WHAT TO PRODUCE :: Each entry below must be repeated word for word.

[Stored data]

_ _ _

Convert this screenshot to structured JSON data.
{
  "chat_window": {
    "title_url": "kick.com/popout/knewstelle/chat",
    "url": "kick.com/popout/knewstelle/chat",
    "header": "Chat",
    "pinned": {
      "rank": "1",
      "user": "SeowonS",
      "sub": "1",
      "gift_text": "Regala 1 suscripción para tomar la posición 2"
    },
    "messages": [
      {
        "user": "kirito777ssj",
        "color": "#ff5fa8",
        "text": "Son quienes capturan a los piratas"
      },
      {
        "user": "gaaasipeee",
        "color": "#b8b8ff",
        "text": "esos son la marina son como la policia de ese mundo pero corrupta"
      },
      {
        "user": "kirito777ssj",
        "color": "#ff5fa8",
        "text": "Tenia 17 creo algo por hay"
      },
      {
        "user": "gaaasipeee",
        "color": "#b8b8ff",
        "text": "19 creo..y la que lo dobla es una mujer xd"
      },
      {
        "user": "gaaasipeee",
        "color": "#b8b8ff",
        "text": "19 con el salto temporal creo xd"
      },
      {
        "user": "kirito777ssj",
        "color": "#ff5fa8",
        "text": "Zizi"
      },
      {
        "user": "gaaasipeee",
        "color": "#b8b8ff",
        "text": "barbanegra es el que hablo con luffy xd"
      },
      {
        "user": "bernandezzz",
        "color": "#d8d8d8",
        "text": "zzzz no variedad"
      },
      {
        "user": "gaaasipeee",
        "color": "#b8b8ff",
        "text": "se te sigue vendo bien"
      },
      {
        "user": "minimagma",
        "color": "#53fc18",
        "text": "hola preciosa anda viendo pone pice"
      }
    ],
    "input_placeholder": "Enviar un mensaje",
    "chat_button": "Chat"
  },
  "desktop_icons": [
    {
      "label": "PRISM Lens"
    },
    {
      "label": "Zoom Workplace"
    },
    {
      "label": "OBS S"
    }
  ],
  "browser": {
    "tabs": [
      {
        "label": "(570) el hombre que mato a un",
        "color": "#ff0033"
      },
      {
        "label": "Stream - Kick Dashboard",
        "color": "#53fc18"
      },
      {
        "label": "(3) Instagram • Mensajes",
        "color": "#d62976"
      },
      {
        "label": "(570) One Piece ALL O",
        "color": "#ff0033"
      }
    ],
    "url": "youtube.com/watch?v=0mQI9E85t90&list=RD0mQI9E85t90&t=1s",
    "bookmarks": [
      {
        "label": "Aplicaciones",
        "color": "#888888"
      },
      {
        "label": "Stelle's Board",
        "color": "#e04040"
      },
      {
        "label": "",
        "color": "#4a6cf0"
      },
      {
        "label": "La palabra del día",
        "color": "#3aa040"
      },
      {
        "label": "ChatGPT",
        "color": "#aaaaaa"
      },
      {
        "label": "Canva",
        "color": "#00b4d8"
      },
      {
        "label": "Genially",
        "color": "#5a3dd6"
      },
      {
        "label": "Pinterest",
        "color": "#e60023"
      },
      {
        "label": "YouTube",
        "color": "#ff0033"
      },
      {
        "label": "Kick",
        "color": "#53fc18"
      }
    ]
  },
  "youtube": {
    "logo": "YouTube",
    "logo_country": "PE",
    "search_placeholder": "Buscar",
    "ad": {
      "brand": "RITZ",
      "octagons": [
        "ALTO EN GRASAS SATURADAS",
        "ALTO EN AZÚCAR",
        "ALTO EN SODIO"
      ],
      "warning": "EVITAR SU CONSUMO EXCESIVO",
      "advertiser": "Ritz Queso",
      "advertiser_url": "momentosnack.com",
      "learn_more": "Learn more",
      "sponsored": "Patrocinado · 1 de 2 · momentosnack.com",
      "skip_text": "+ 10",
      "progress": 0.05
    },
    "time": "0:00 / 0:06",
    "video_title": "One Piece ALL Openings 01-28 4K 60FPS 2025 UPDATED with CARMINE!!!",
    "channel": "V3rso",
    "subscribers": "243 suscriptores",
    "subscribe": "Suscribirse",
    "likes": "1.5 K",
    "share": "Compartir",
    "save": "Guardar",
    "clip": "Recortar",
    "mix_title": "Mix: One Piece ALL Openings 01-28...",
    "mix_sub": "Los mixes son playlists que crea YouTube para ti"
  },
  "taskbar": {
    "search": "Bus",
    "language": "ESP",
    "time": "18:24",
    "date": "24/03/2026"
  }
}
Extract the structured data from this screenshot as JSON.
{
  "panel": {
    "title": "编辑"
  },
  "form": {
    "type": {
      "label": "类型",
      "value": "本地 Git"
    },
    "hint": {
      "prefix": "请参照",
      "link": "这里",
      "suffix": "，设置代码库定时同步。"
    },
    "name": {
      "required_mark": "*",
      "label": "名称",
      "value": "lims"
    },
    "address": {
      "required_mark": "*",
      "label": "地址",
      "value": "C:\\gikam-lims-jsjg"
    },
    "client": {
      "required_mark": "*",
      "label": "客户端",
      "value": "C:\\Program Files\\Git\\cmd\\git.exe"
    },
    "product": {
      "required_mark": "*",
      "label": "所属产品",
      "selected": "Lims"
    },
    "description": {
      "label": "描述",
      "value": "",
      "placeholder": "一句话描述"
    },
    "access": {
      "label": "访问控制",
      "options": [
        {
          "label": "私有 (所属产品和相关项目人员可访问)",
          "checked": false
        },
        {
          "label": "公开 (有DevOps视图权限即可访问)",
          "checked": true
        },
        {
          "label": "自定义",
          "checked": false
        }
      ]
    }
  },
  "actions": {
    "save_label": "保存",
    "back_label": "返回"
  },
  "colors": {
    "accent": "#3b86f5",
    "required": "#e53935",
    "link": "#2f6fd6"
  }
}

_ _ _

FINAL RESULT ::
Convert this screenshot to structured JSON data.
{
  "chat_window": {
    "title_url": "kick.com/popout/knewstelle/chat",
    "url": "kick.com/popout/knewstelle/chat",
    "header": "Chat",
    "pinned": {
      "rank": "1",
      "user": "SeowonS",
      "sub": "1",
      "gift_text": "Regala 1 suscripción para tomar la posición 2"
    },
    "messages": [
      {
        "user": "kirito777ssj",
        "color": "#ff5fa8",
        "text": "Son quienes capturan a los piratas"
      },
      {
        "user": "gaaasipeee",
        "color": "#b8b8ff",
        "text": "esos son la marina son como la policia de ese mundo pero corrupta"
      },
      {
        "user": "kirito777ssj",
        "color": "#ff5fa8",
        "text": "Tenia 17 creo algo por hay"
      },
      {
        "user": "gaaasipeee",
        "color": "#b8b8ff",
        "text": "19 creo..y la que lo dobla es una mujer xd"
      },
      {
        "user": "gaaasipeee",
        "color": "#b8b8ff",
        "text": "19 con el salto temporal creo xd"
      },
      {
        "user": "kirito777ssj",
        "color": "#ff5fa8",
        "text": "Zizi"
      },
      {
        "user": "gaaasipeee",
        "color": "#b8b8ff",
        "text": "barbanegra es el que hablo con luffy xd"
      },
      {
        "user": "bernandezzz",
        "color": "#d8d8d8",
        "text": "zzzz no variedad"
      },
      {
        "user": "gaaasipeee",
        "color": "#b8b8ff",
        "text": "se te sigue vendo bien"
      },
      {
        "user": "minimagma",
        "color": "#53fc18",
        "text": "hola preciosa anda viendo pone pice"
      }
    ],
    "input_placeholder": "Enviar un mensaje",
    "chat_button": "Chat"
  },
  "desktop_icons": [
    {
      "label": "PRISM Lens"
    },
    {
      "label": "Zoom Workplace"
    },
    {
      "label": "OBS S"
    }
  ],
  "browser": {
    "tabs": [
      {
        "label": "(570) el hombre que mato a un",
        "color": "#ff0033"
      },
      {
        "label": "Stream - Kick Dashboard",
        "color": "#53fc18"
      },
      {
        "label": "(3) Instagram • Mensajes",
        "color": "#d62976"
      },
      {
        "label": "(570) One Piece ALL O",
        "color": "#ff0033"
      }
    ],
    "url": "youtube.com/watch?v=0mQI9E85t90&list=RD0mQI9E85t90&t=1s",
    "bookmarks": [
      {
        "label": "Aplicaciones",
        "color": "#888888"
      },
      {
        "label": "Stelle's Board",
        "color": "#e04040"
      },
      {
        "label": "",
        "color": "#4a6cf0"
      },
      {
        "label": "La palabra del día",
        "color": "#3aa040"
      },
      {
        "label": "ChatGPT",
        "color": "#aaaaaa"
      },
      {
        "label": "Canva",
        "color": "#00b4d8"
      },
      {
        "label": "Genially",
        "color": "#5a3dd6"
      },
      {
        "label": "Pinterest",
        "color": "#e60023"
      },
      {
        "label": "YouTube",
        "color": "#ff0033"
      },
      {
        "label": "Kick",
        "color": "#53fc18"
      }
    ]
  },
  "youtube": {
    "logo": "YouTube",
    "logo_country": "PE",
    "search_placeholder": "Buscar",
    "ad": {
      "brand": "RITZ",
      "octagons": [
        "ALTO EN GRASAS SATURADAS",
        "ALTO EN AZÚCAR",
        "ALTO EN SODIO"
      ],
      "warning": "EVITAR SU CONSUMO EXCESIVO",
      "advertiser": "Ritz Queso",
      "advertiser_url": "momentosnack.com",
      "learn_more": "Learn more",
      "sponsored": "Patrocinado · 1 de 2 · momentosnack.com",
      "skip_text": "+ 10",
      "progress": 0.05
    },
    "time": "0:00 / 0:06",
    "video_title": "One Piece ALL Openings 01-28 4K 60FPS 2025 UPDATED with CARMINE!!!",
    "channel": "V3rso",
    "subscribers": "243 suscriptores",
    "subscribe": "Suscribirse",
    "likes": "1.5 K",
    "share": "Compartir",
    "save": "Guardar",
    "clip": "Recortar",
    "mix_title": "Mix: One Piece ALL Openings 01-28...",
    "mix_sub": "Los mixes son playlists que crea YouTube para ti"
  },
  "taskbar": {
    "search": "Bus",
    "language": "ESP",
    "time": "18:24",
    "date": "24/03/2026"
  }
}
Extract the structured data from this screenshot as JSON.
{
  "panel": {
    "title": "编辑"
  },
  "form": {
    "type": {
      "label": "类型",
      "value": "本地 Git"
    },
    "hint": {
      "prefix": "请参照",
      "link": "这里",
      "suffix": "，设置代码库定时同步。"
    },
    "name": {
      "required_mark": "*",
      "label": "名称",
      "value": "lims"
    },
    "address": {
      "required_mark": "*",
      "label": "地址",
      "value": "C:\\gikam-lims-jsjg"
    },
    "client": {
      "required_mark": "*",
      "label": "客户端",
      "value": "C:\\Program Files\\Git\\cmd\\git.exe"
    },
    "product": {
      "required_mark": "*",
      "label": "所属产品",
      "selected": "Lims"
    },
    "description": {
      "label": "描述",
      "value": "",
      "placeholder": "一句话描述"
    },
    "access": {
      "label": "访问控制",
      "options": [
        {
          "label": "私有 (所属产品和相关项目人员可访问)",
          "checked": false
        },
        {
          "label": "公开 (有DevOps视图权限即可访问)",
          "checked": true
        },
        {
          "label": "自定义",
          "checked": false
        }
      ]
    }
  },
  "actions": {
    "save_label": "保存",
    "back_label": "返回"
  },
  "colors": {
    "accent": "#3b86f5",
    "required": "#e53935",
    "link": "#2f6fd6"
  }
}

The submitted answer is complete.